> [Task goal]: Count every line that holds the string "your", then give that number alone.

-- Data in this exercise start --

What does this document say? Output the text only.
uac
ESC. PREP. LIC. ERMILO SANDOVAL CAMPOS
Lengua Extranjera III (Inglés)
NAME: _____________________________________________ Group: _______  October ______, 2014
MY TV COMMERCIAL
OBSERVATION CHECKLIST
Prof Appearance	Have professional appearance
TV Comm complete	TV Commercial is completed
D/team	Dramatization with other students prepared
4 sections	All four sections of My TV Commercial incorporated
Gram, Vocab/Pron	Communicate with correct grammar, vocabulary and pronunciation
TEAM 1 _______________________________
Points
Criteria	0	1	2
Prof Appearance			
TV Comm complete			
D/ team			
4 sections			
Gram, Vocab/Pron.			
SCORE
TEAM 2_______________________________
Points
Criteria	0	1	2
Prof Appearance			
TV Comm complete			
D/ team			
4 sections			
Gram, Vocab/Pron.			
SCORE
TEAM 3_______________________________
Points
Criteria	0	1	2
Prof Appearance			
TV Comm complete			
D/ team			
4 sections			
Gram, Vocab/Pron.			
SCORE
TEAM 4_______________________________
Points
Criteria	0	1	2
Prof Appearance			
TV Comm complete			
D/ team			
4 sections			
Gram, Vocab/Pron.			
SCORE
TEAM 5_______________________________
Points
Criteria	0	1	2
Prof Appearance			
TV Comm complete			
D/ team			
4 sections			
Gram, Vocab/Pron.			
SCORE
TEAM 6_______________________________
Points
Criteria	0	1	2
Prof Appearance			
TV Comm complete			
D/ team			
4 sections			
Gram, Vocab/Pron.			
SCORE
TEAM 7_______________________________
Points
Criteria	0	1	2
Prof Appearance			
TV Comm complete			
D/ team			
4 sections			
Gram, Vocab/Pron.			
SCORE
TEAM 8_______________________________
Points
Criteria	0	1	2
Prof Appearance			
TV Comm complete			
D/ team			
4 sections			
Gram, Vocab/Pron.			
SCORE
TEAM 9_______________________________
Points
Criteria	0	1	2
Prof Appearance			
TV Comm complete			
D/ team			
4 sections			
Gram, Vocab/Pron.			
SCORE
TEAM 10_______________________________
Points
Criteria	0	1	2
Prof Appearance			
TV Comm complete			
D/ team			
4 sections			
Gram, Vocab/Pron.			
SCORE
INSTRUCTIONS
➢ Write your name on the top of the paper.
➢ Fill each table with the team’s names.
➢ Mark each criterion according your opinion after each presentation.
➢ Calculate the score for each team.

-- Data in this exercise end --

> [Result of the task]: 2